● Problem to solve
Below are the records; collect from them each line containing the string "dsbj".

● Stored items
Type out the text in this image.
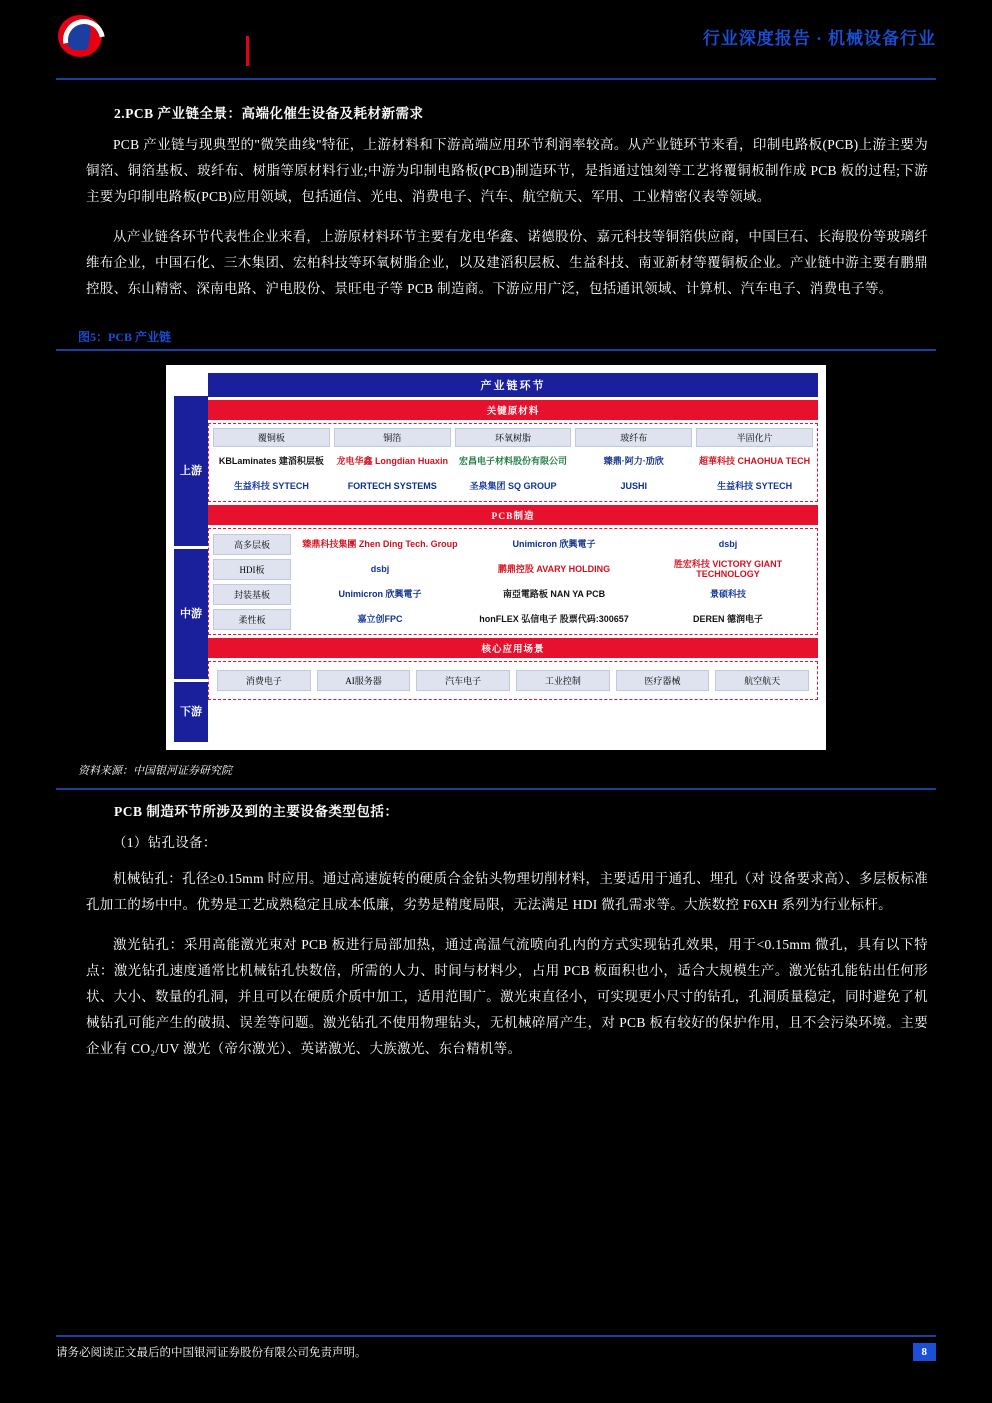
行业深度报告 · 机械设备行业
2.PCB 产业链全景：高端化催生设备及耗材新需求

PCB 产业链与现典型的"微笑曲线"特征，上游材料和下游高端应用环节利润率较高。从产业链环节来看，印制电路板(PCB)上游主要为铜箔、铜箔基板、玻纤布、树脂等原材料行业;中游为印制电路板(PCB)制造环节，是指通过蚀刻等工艺将覆铜板制作成 PCB 板的过程;下游主要为印制电路板(PCB)应用领域，包括通信、光电、消费电子、汽车、航空航天、军用、工业精密仪表等领域。

从产业链各环节代表性企业来看，上游原材料环节主要有龙电华鑫、诺德股份、嘉元科技等铜箔供应商，中国巨石、长海股份等玻璃纤维布企业，中国石化、三木集团、宏柏科技等环氧树脂企业，以及建滔积层板、生益科技、南亚新材等覆铜板企业。产业链中游主要有鹏鼎控股、东山精密、深南电路、沪电股份、景旺电子等 PCB 制造商。下游应用广泛，包括通讯领域、计算机、汽车电子、消费电子等。

图5：PCB 产业链
上游
中游
下游
产业链环节
关键原材料
覆铜板	铜箔	环氧树脂	玻纤布	半固化片
KBLaminates 建滔积层板	龙电华鑫 Longdian Huaxin	宏昌电子材料股份有限公司	臻鼎·阿力·劢欣	超華科技 CHAOHUA TECH
生益科技 SYTECH	FORTECH SYSTEMS	圣泉集团 SQ GROUP	JUSHI	生益科技 SYTECH
PCB制造
高多层板	臻鼎科技集團 Zhen Ding Tech. Group	Unimicron 欣興電子	dsbj
HDI板	dsbj	鹏鼎控股 AVARY HOLDING	胜宏科技 VICTORY GIANT TECHNOLOGY
封装基板	Unimicron 欣興電子	南亞電路板 NAN YA PCB	景硕科技
柔性板	嘉立创FPC	honFLEX 弘信电子 股票代码:300657	DEREN 德润电子
核心应用场景
消费电子	AI服务器	汽车电子	工业控制	医疗器械	航空航天
资料来源：中国银河证券研究院
PCB 制造环节所涉及到的主要设备类型包括：

（1）钻孔设备：

机械钻孔：孔径≥0.15mm 时应用。通过高速旋转的硬质合金钻头物理切削材料，主要适用于通孔、埋孔（对 设备要求高）、多层板标准孔加工的场中中。优势是工艺成熟稳定且成本低廉，劣势是精度局限，无法满足 HDI 微孔需求等。大族数控 F6XH 系列为行业标杆。

激光钻孔：采用高能激光束对 PCB 板进行局部加热，通过高温气流喷向孔内的方式实现钻孔效果，用于<0.15mm 微孔，具有以下特点：激光钻孔速度通常比机械钻孔快数倍，所需的人力、时间与材料少，占用 PCB 板面积也小，适合大规模生产。激光钻孔能钻出任何形状、大小、数量的孔洞，并且可以在硬质介质中加工，适用范围广。激光束直径小，可实现更小尺寸的钻孔，孔洞质量稳定，同时避免了机械钻孔可能产生的破损、误差等问题。激光钻孔不使用物理钻头，无机械碎屑产生，对 PCB 板有较好的保护作用，且不会污染环境。主要企业有 CO₂/UV 激光（帝尔激光）、英诺激光、大族激光、东台精机等。

请务必阅读正文最后的中国银河证券股份有限公司免责声明。	8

● Output of the exercise
高多层板	臻鼎科技集團 Zhen Ding Tech. Group	Unimicron 欣興電子	dsbj
HDI板	dsbj	鹏鼎控股 AVARY HOLDING	胜宏科技 VICTORY GIANT TECHNOLOGY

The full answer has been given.